===== EXERCISE INPUTS =====
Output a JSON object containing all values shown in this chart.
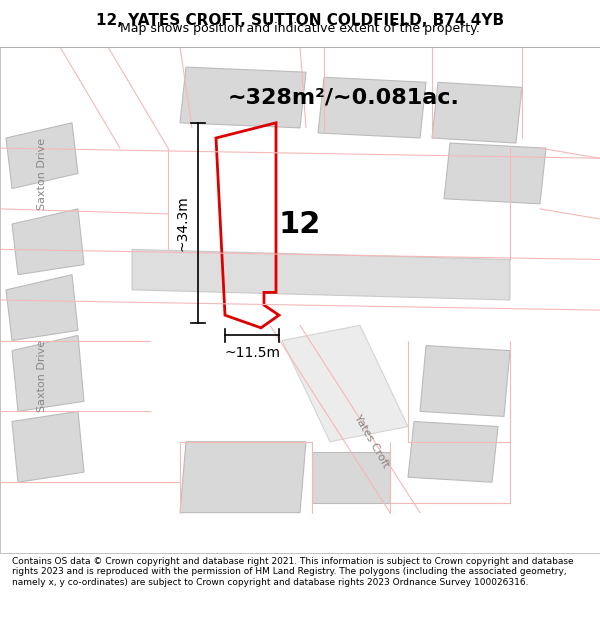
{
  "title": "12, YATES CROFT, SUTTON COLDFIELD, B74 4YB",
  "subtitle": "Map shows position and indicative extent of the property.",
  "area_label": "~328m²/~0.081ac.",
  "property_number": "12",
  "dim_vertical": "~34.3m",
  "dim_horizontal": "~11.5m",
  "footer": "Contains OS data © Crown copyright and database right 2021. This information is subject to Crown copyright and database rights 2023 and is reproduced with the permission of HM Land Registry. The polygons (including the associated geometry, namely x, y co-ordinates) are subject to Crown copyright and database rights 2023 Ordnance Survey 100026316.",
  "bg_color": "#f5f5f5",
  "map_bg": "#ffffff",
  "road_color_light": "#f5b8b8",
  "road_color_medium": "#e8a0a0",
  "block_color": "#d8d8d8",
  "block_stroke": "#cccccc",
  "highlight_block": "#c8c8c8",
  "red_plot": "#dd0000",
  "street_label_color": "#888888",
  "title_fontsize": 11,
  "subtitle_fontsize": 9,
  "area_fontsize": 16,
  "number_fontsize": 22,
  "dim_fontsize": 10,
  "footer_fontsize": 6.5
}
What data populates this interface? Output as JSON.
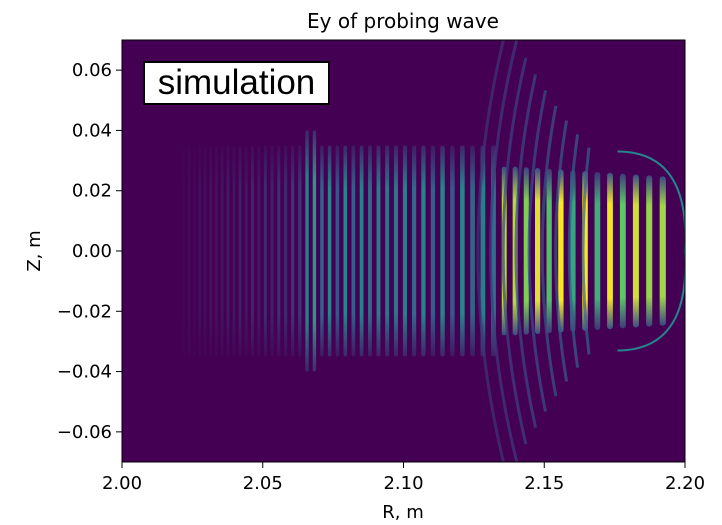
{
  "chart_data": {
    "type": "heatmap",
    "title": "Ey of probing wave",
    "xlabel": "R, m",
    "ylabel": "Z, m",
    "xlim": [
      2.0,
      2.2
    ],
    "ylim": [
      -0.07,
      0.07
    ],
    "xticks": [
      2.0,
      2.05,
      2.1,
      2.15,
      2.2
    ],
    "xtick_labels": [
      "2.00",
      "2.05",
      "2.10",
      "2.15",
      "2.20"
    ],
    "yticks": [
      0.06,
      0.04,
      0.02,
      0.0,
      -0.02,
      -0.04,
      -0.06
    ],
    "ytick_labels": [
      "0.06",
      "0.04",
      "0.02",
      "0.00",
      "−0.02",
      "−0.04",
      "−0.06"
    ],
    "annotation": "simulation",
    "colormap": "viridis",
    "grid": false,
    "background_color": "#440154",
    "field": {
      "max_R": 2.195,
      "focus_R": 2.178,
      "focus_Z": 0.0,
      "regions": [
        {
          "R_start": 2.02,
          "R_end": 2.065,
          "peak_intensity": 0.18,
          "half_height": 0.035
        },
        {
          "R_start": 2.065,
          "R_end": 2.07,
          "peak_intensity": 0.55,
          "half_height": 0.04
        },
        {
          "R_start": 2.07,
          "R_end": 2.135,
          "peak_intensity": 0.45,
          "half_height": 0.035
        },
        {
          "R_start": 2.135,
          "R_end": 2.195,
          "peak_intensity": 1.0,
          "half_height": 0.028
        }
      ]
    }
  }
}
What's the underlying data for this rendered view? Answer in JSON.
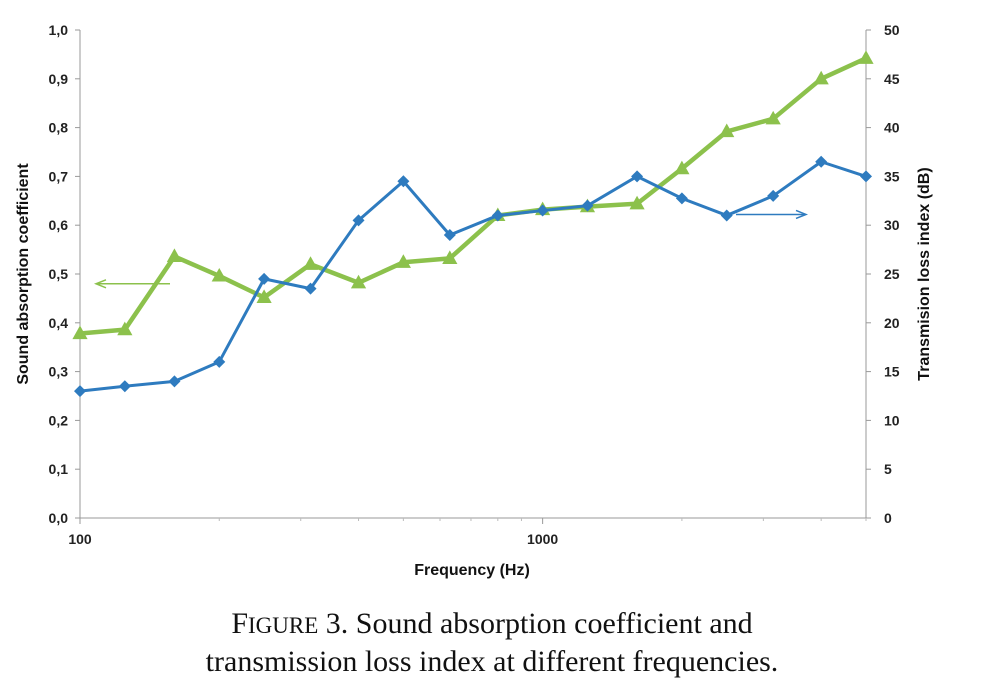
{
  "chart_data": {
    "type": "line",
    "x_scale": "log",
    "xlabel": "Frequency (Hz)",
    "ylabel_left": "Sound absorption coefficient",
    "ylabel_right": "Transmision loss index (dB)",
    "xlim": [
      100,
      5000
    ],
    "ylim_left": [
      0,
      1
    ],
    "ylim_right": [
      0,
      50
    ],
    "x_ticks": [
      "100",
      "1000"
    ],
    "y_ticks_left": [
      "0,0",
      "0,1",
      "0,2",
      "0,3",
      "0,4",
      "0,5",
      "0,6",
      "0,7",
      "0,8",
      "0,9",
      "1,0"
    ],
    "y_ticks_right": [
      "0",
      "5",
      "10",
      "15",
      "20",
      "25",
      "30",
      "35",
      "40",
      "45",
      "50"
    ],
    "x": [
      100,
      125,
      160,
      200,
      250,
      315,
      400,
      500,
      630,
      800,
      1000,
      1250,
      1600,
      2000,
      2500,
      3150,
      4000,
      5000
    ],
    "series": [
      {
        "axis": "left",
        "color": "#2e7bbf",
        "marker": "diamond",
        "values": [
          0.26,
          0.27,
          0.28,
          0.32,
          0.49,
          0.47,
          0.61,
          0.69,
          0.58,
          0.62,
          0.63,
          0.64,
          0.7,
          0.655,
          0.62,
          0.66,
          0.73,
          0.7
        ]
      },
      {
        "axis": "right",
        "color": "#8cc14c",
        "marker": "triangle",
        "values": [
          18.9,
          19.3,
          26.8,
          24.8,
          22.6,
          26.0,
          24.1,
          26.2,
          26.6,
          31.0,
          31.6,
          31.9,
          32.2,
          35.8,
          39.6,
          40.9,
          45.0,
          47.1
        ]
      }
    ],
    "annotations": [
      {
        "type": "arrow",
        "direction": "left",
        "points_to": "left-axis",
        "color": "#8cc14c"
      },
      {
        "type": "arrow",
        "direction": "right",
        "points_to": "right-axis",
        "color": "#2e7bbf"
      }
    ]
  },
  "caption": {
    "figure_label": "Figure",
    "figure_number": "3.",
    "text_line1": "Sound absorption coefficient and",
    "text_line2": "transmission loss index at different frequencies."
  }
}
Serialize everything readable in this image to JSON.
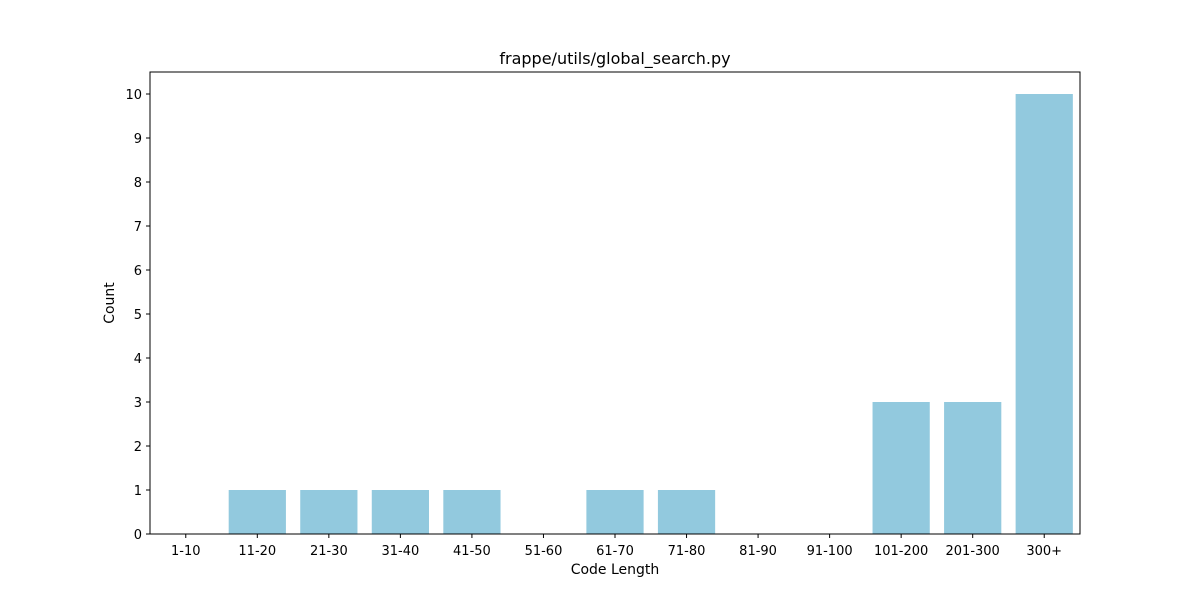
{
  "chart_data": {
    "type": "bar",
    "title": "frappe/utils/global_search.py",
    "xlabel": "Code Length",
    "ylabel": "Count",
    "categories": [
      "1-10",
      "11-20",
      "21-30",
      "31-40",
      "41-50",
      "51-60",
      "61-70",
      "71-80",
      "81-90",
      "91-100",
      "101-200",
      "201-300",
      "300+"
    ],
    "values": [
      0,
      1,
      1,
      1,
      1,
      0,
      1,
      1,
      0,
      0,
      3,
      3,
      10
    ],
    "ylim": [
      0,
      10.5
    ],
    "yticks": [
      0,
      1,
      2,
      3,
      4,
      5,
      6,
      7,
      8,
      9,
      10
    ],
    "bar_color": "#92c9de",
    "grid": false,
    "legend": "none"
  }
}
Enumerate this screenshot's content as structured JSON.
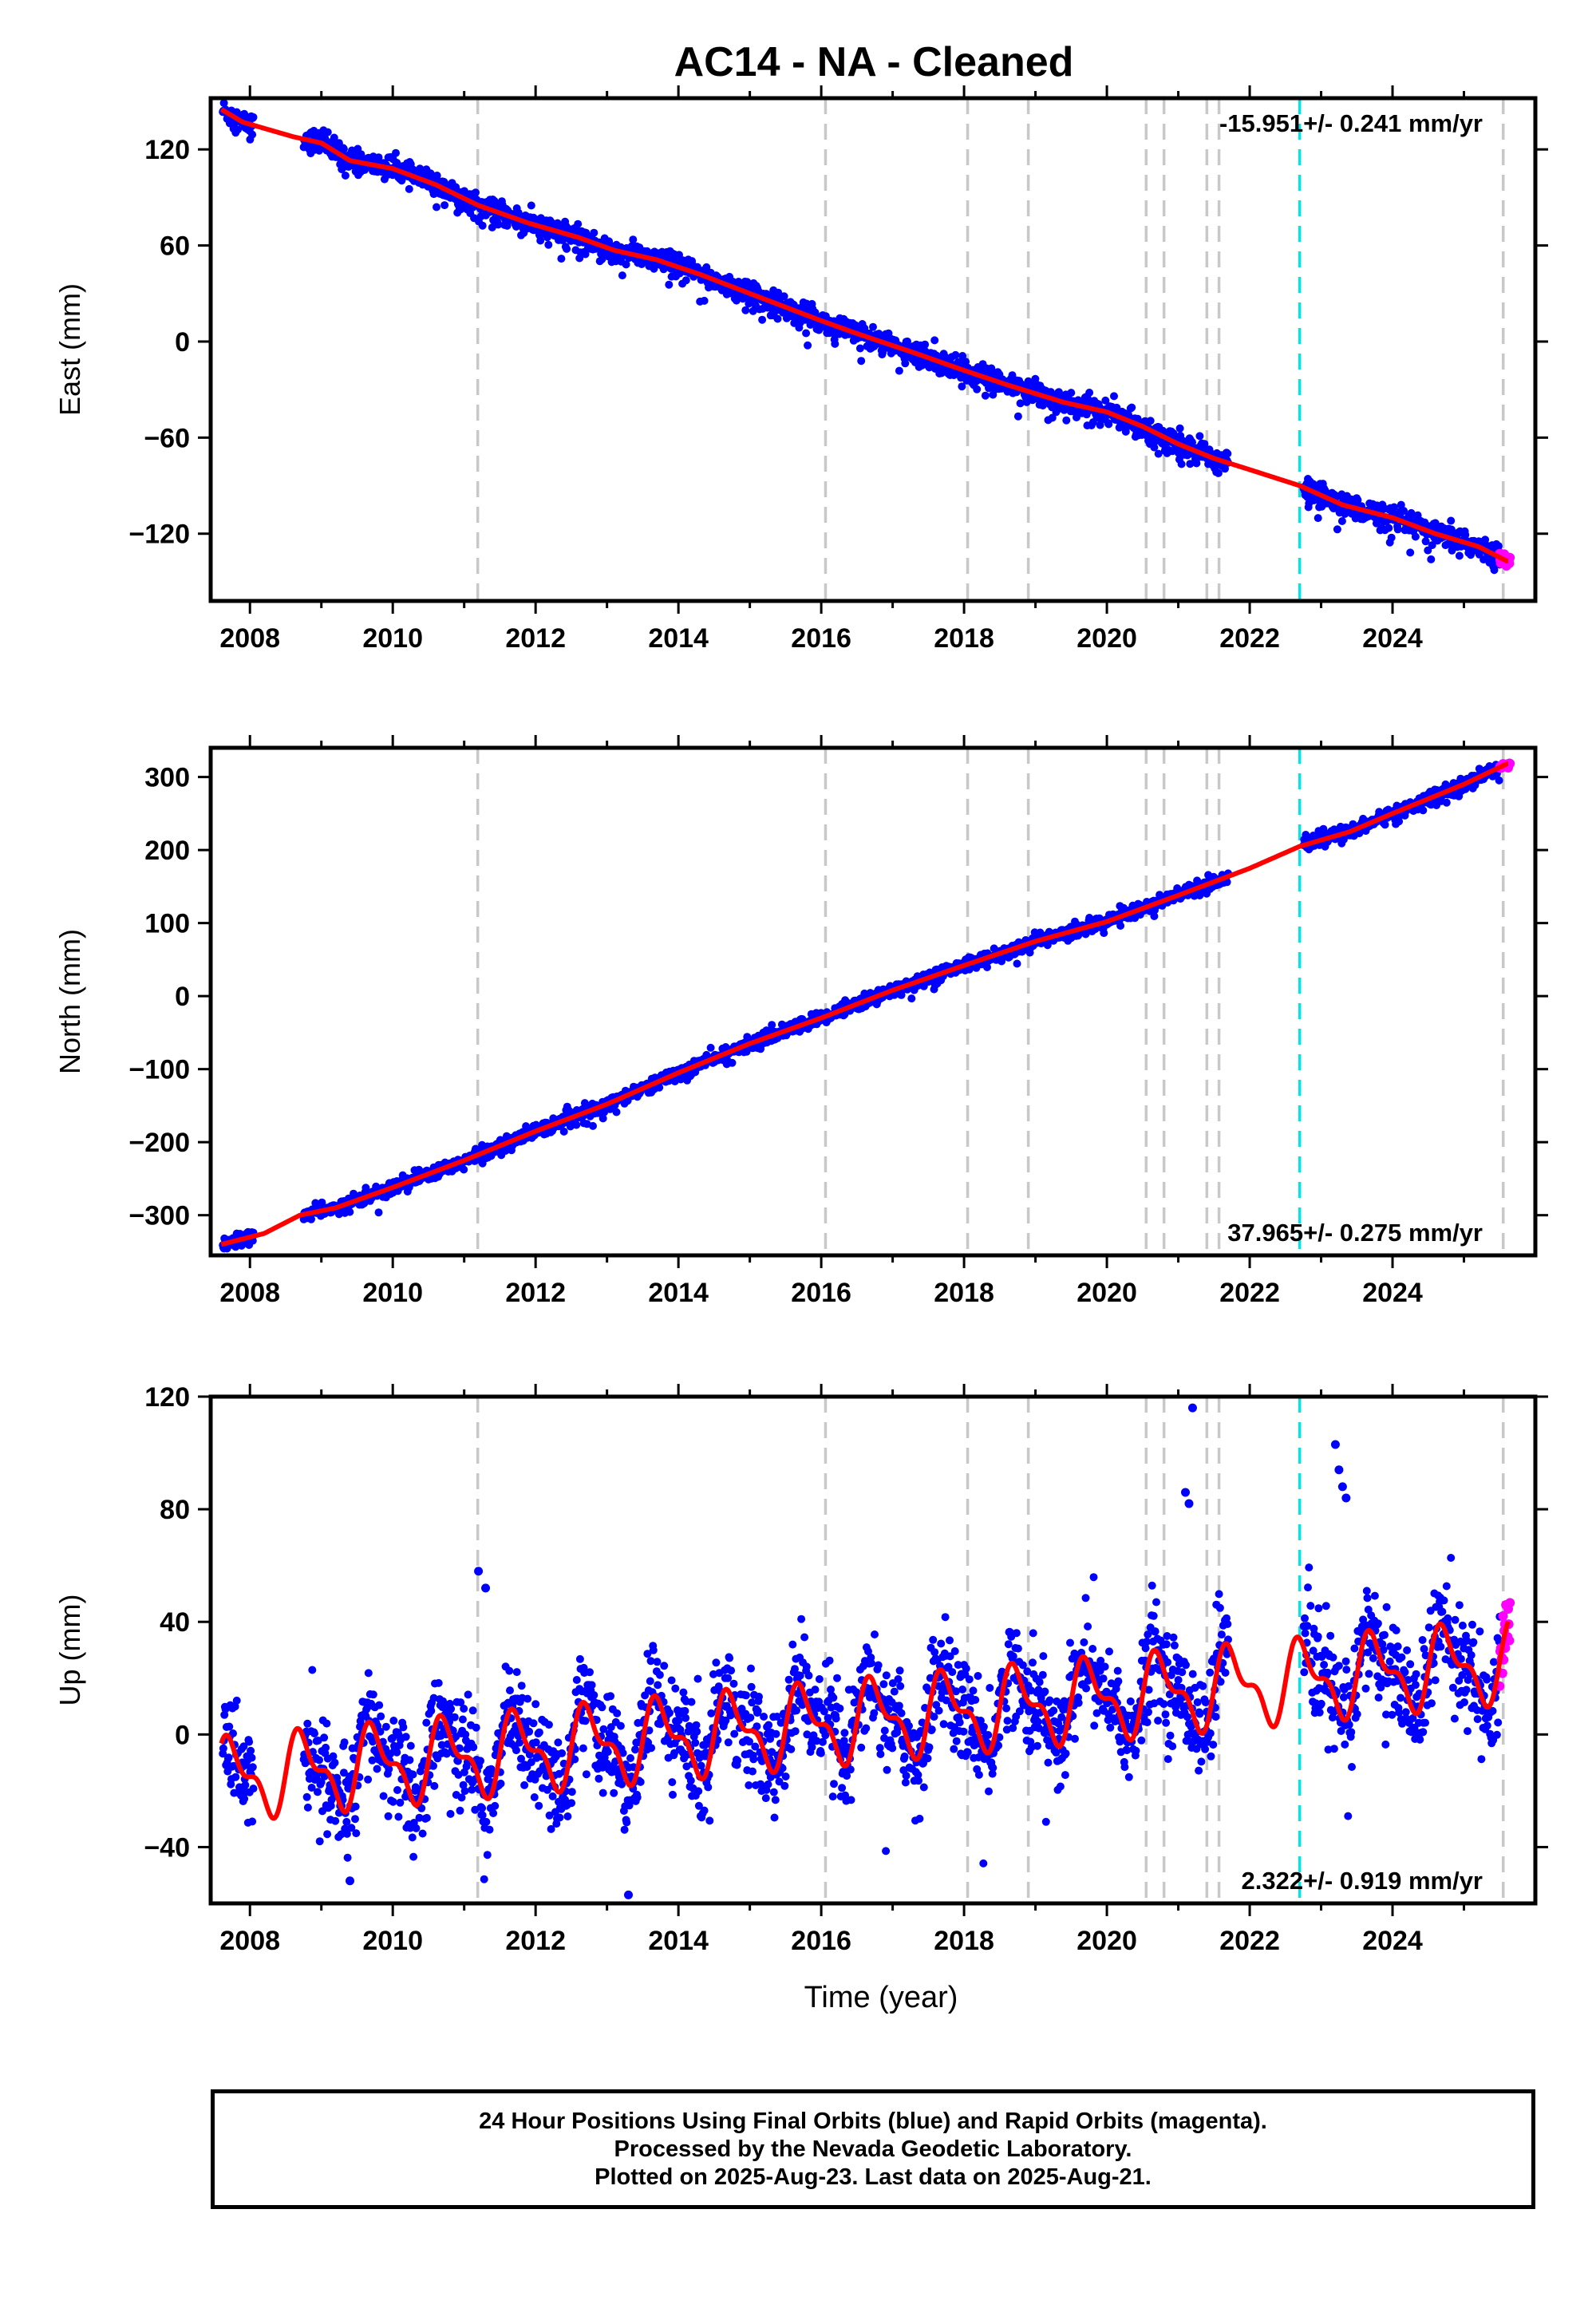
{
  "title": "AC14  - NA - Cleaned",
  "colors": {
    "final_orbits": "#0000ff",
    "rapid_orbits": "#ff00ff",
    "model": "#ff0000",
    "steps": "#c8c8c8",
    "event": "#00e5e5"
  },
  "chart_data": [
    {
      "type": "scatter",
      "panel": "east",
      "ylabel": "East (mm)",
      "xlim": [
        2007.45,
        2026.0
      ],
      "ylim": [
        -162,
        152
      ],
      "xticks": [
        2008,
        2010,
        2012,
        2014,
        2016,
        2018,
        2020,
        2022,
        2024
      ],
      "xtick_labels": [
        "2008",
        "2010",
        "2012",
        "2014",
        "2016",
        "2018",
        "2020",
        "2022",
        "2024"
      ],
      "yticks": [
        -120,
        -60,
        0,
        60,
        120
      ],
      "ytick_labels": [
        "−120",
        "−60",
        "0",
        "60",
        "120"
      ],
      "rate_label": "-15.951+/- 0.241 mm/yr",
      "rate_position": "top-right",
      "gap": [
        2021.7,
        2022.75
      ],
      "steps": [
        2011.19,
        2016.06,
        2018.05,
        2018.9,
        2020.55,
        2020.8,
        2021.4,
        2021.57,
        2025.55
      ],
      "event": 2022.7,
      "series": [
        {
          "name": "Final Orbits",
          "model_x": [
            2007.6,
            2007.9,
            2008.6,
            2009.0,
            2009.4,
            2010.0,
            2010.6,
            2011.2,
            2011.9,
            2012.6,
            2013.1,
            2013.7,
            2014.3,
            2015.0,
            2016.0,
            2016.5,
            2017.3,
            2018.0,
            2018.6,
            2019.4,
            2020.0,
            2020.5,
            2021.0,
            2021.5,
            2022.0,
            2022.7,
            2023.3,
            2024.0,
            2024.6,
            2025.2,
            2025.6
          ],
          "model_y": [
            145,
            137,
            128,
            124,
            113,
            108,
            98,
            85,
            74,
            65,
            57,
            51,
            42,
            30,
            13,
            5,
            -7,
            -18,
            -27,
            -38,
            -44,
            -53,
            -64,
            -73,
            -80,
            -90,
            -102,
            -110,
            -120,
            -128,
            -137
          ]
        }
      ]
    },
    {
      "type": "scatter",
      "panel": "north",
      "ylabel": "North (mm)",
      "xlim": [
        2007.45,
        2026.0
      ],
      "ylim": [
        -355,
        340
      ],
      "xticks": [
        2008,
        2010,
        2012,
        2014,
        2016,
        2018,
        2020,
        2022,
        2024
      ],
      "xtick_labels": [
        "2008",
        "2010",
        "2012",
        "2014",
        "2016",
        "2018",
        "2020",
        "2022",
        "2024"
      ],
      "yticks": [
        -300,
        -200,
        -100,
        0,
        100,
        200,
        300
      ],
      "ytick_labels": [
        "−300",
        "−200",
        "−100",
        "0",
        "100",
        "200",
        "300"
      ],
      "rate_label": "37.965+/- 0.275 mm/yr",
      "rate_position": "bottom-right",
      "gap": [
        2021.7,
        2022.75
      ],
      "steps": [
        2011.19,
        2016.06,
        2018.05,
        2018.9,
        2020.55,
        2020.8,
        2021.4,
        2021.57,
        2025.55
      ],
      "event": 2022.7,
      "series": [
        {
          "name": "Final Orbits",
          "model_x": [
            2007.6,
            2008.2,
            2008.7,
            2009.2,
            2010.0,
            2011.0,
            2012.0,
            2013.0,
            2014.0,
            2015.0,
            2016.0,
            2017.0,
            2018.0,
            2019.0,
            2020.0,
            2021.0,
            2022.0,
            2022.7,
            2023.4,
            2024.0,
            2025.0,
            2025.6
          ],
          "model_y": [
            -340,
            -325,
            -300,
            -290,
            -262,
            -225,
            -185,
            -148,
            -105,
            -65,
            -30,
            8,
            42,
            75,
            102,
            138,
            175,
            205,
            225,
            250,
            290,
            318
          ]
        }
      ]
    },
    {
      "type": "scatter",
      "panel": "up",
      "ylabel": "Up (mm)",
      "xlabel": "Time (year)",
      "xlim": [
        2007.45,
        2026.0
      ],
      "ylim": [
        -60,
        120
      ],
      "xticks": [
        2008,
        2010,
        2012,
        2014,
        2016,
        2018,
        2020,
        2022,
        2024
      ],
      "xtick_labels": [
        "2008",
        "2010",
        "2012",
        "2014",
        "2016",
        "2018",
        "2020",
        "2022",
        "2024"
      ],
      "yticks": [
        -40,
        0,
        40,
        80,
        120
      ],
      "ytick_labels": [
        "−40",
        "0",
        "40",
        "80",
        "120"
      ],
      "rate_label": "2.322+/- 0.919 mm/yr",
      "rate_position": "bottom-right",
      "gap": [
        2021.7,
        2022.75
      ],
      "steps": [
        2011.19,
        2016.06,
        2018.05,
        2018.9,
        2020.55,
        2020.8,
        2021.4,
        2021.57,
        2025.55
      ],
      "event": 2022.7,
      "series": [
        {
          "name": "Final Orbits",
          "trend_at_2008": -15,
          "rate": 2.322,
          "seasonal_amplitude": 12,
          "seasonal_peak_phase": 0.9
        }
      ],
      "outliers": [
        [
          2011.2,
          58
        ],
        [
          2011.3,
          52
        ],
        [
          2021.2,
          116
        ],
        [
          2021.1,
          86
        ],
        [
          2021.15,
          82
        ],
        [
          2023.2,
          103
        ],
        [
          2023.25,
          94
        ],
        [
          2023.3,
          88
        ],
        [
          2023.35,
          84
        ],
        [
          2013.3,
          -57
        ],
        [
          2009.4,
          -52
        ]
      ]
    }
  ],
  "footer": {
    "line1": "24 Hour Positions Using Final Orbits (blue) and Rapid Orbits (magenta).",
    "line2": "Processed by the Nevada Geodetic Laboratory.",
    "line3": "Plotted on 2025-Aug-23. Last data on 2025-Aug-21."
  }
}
=====
OBJECTIVE >>
Copy the lines from the entries above in which the word "Sound" appears.

SOLUTION TO THIS EXERCISE >>
    "ylabel_left": "Sound absorption coefficient",
    "text_line1": "Sound absorption coefficient and",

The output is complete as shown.